TASK STATEMENT: Turn each line of the material below into one string in a JSON list, skipping any blank lines.

RECORD EXTRACTS:
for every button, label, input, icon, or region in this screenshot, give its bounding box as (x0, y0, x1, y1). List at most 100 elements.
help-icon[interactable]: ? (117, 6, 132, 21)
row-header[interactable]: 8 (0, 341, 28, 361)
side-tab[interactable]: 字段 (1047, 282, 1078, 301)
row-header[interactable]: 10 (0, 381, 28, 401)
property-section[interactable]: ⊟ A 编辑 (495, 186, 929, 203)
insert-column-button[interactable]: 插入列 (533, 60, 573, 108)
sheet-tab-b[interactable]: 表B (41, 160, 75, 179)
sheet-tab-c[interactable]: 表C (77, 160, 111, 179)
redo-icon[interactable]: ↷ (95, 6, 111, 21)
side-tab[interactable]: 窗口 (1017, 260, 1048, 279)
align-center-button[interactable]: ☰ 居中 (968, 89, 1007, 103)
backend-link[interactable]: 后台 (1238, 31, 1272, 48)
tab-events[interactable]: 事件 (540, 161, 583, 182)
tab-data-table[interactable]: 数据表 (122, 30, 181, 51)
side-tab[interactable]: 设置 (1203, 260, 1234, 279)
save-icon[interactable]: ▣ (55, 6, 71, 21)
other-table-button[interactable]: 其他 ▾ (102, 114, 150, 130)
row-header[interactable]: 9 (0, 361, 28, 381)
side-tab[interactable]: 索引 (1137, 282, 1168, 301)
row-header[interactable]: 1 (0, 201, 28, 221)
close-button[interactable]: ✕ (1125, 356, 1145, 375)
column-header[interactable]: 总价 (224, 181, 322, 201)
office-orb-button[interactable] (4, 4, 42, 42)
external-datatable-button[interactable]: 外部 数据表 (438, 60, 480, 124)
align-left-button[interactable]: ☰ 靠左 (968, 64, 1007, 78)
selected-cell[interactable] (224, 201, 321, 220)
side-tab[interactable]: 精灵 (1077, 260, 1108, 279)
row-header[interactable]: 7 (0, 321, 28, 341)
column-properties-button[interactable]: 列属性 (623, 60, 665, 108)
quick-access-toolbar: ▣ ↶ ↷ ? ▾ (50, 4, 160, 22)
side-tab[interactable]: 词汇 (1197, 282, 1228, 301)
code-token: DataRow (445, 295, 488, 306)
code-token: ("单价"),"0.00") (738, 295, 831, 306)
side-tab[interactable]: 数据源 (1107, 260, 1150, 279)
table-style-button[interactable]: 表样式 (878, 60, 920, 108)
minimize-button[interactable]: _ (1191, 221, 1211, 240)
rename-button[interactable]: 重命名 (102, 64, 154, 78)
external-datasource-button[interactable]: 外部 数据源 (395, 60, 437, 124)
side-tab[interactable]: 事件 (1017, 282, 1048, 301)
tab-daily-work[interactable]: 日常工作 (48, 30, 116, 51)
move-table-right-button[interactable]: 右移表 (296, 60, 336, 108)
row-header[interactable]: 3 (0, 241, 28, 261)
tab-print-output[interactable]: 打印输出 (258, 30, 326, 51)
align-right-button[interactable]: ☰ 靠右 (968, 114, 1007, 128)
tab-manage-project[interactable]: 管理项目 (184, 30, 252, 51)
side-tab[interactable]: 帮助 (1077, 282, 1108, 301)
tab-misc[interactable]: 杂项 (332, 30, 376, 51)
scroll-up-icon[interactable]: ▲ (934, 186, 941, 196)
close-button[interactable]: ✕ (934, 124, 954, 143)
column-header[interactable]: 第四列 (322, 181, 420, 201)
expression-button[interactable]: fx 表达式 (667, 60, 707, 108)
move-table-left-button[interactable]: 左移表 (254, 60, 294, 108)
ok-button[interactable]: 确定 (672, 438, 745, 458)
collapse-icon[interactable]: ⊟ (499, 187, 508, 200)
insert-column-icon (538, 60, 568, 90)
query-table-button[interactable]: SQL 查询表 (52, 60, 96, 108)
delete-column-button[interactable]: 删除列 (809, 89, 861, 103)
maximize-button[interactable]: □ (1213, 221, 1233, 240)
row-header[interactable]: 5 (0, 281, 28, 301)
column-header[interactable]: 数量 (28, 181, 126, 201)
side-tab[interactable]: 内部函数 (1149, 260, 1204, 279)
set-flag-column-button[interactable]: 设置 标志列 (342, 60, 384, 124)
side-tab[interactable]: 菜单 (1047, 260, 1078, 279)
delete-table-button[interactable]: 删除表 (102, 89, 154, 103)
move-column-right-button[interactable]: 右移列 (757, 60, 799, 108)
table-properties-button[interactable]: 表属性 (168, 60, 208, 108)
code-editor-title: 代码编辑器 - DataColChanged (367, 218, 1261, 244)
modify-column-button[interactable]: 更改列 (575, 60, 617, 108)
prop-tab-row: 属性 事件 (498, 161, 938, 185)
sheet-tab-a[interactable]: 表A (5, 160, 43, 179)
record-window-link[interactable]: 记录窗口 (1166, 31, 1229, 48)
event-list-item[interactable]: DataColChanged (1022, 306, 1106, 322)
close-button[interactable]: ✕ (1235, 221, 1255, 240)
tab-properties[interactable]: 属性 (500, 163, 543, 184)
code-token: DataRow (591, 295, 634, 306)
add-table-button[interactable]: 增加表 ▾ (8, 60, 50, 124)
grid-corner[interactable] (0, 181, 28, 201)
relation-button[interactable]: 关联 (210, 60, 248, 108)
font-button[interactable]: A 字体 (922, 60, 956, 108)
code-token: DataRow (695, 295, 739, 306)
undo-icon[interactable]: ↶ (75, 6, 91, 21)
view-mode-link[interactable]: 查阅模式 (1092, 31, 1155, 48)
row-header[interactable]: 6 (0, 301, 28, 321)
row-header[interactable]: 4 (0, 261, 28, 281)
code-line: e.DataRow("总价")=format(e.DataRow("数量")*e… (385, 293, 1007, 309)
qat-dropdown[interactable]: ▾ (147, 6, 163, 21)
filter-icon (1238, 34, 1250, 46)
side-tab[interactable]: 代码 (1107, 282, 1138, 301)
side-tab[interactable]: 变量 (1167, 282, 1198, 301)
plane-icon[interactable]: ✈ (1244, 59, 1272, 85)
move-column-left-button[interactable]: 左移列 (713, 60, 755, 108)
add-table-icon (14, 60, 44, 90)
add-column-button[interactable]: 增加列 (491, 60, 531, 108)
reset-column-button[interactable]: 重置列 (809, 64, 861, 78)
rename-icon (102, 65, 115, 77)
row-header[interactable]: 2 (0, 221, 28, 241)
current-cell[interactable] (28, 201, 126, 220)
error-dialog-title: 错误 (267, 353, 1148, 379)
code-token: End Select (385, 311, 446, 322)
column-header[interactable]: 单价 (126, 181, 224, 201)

PROBLEM SOLUTION:
[
  "for every button, label, input, icon, or region in this screenshot, give its bounding box as (x0, y0, x1, y1). List at most 100 elements.",
  "help-icon[interactable]: ? (117, 6, 132, 21)",
  "row-header[interactable]: 8 (0, 341, 28, 361)",
  "side-tab[interactable]: 字段 (1047, 282, 1078, 301)",
  "row-header[interactable]: 10 (0, 381, 28, 401)",
  "property-section[interactable]: ⊟ A 编辑 (495, 186, 929, 203)",
  "insert-column-button[interactable]: 插入列 (533, 60, 573, 108)",
  "sheet-tab-b[interactable]: 表B (41, 160, 75, 179)",
  "sheet-tab-c[interactable]: 表C (77, 160, 111, 179)",
  "redo-icon[interactable]: ↷ (95, 6, 111, 21)",
  "side-tab[interactable]: 窗口 (1017, 260, 1048, 279)",
  "align-center-button[interactable]: ☰ 居中 (968, 89, 1007, 103)",
  "backend-link[interactable]: 后台 (1238, 31, 1272, 48)",
  "tab-events[interactable]: 事件 (540, 161, 583, 182)",
  "tab-data-table[interactable]: 数据表 (122, 30, 181, 51)",
  "side-tab[interactable]: 设置 (1203, 260, 1234, 279)",
  "save-icon[interactable]: ▣ (55, 6, 71, 21)",
  "other-table-button[interactable]: 其他 ▾ (102, 114, 150, 130)",
  "row-header[interactable]: 9 (0, 361, 28, 381)",
  "side-tab[interactable]: 索引 (1137, 282, 1168, 301)",
  "row-header[interactable]: 1 (0, 201, 28, 221)",
  "close-button[interactable]: ✕ (1125, 356, 1145, 375)",
  "column-header[interactable]: 总价 (224, 181, 322, 201)",
  "office-orb-button[interactable] (4, 4, 42, 42)",
  "external-datatable-button[interactable]: 外部 数据表 (438, 60, 480, 124)",
  "align-left-button[interactable]: ☰ 靠左 (968, 64, 1007, 78)",
  "selected-cell[interactable] (224, 201, 321, 220)",
  "side-tab[interactable]: 精灵 (1077, 260, 1108, 279)",
  "row-header[interactable]: 7 (0, 321, 28, 341)",
  "column-properties-button[interactable]: 列属性 (623, 60, 665, 108)",
  "quick-access-toolbar: ▣ ↶ ↷ ? ▾ (50, 4, 160, 22)",
  "side-tab[interactable]: 词汇 (1197, 282, 1228, 301)",
  "code-token: DataRow (445, 295, 488, 306)",
  "code-token: (\"单价\"),\"0.00\") (738, 295, 831, 306)",
  "side-tab[interactable]: 数据源 (1107, 260, 1150, 279)",
  "table-style-button[interactable]: 表样式 (878, 60, 920, 108)",
  "minimize-button[interactable]: _ (1191, 221, 1211, 240)",
  "rename-button[interactable]: 重命名 (102, 64, 154, 78)",
  "external-datasource-button[interactable]: 外部 数据源 (395, 60, 437, 124)",
  "side-tab[interactable]: 事件 (1017, 282, 1048, 301)",
  "tab-daily-work[interactable]: 日常工作 (48, 30, 116, 51)",
  "move-table-right-button[interactable]: 右移表 (296, 60, 336, 108)",
  "row-header[interactable]: 3 (0, 241, 28, 261)",
  "tab-print-output[interactable]: 打印输出 (258, 30, 326, 51)",
  "align-right-button[interactable]: ☰ 靠右 (968, 114, 1007, 128)",
  "tab-manage-project[interactable]: 管理项目 (184, 30, 252, 51)",
  "side-tab[interactable]: 帮助 (1077, 282, 1108, 301)",
  "tab-misc[interactable]: 杂项 (332, 30, 376, 51)",
  "scroll-up-icon[interactable]: ▲ (934, 186, 941, 196)",
  "close-button[interactable]: ✕ (934, 124, 954, 143)",
  "column-header[interactable]: 第四列 (322, 181, 420, 201)",
  "expression-button[interactable]: fx 表达式 (667, 60, 707, 108)",
  "move-table-left-button[interactable]: 左移表 (254, 60, 294, 108)",
  "ok-button[interactable]: 确定 (672, 438, 745, 458)",
  "collapse-icon[interactable]: ⊟ (499, 187, 508, 200)",
  "insert-column-icon (538, 60, 568, 90)",
  "query-table-button[interactable]: SQL 查询表 (52, 60, 96, 108)",
  "delete-column-button[interactable]: 删除列 (809, 89, 861, 103)",
  "maximize-button[interactable]: □ (1213, 221, 1233, 240)",
  "row-header[interactable]: 5 (0, 281, 28, 301)",
  "column-header[interactable]: 数量 (28, 181, 126, 201)",
  "side-tab[interactable]: 内部函数 (1149, 260, 1204, 279)",
  "set-flag-column-button[interactable]: 设置 标志列 (342, 60, 384, 124)",
  "side-tab[interactable]: 菜单 (1047, 260, 1078, 279)",
  "delete-table-button[interactable]: 删除表 (102, 89, 154, 103)",
  "move-column-right-button[interactable]: 右移列 (757, 60, 799, 108)",
  "table-properties-button[interactable]: 表属性 (168, 60, 208, 108)",
  "code-editor-title: 代码编辑器 - DataColChanged (367, 218, 1261, 244)",
  "modify-column-button[interactable]: 更改列 (575, 60, 617, 108)",
  "prop-tab-row: 属性 事件 (498, 161, 938, 185)",
  "sheet-tab-a[interactable]: 表A (5, 160, 43, 179)",
  "record-window-link[interactable]: 记录窗口 (1166, 31, 1229, 48)",
  "event-list-item[interactable]: DataColChanged (1022, 306, 1106, 322)",
  "close-button[interactable]: ✕ (1235, 221, 1255, 240)",
  "tab-properties[interactable]: 属性 (500, 163, 543, 184)",
  "code-token: DataRow (591, 295, 634, 306)",
  "add-table-button[interactable]: 增加表 ▾ (8, 60, 50, 124)",
  "grid-corner[interactable] (0, 181, 28, 201)",
  "relation-button[interactable]: 关联 (210, 60, 248, 108)",
  "font-button[interactable]: A 字体 (922, 60, 956, 108)",
  "code-token: DataRow (695, 295, 739, 306)",
  "undo-icon[interactable]: ↶ (75, 6, 91, 21)",
  "view-mode-link[interactable]: 查阅模式 (1092, 31, 1155, 48)",
  "row-header[interactable]: 6 (0, 301, 28, 321)",
  "row-header[interactable]: 4 (0, 261, 28, 281)",
  "code-line: e.DataRow(\"总价\")=format(e.DataRow(\"数量\")*e… (385, 293, 1007, 309)",
  "qat-dropdown[interactable]: ▾ (147, 6, 163, 21)",
  "filter-icon (1238, 34, 1250, 46)",
  "side-tab[interactable]: 代码 (1107, 282, 1138, 301)",
  "side-tab[interactable]: 变量 (1167, 282, 1198, 301)",
  "plane-icon[interactable]: ✈ (1244, 59, 1272, 85)",
  "move-column-left-button[interactable]: 左移列 (713, 60, 755, 108)",
  "add-table-icon (14, 60, 44, 90)",
  "add-column-button[interactable]: 增加列 (491, 60, 531, 108)",
  "reset-column-button[interactable]: 重置列 (809, 64, 861, 78)",
  "rename-icon (102, 65, 115, 77)",
  "row-header[interactable]: 2 (0, 221, 28, 241)",
  "current-cell[interactable] (28, 201, 126, 220)",
  "error-dialog-title: 错误 (267, 353, 1148, 379)",
  "code-token: End Select (385, 311, 446, 322)",
  "column-header[interactable]: 单价 (126, 181, 224, 201)"
]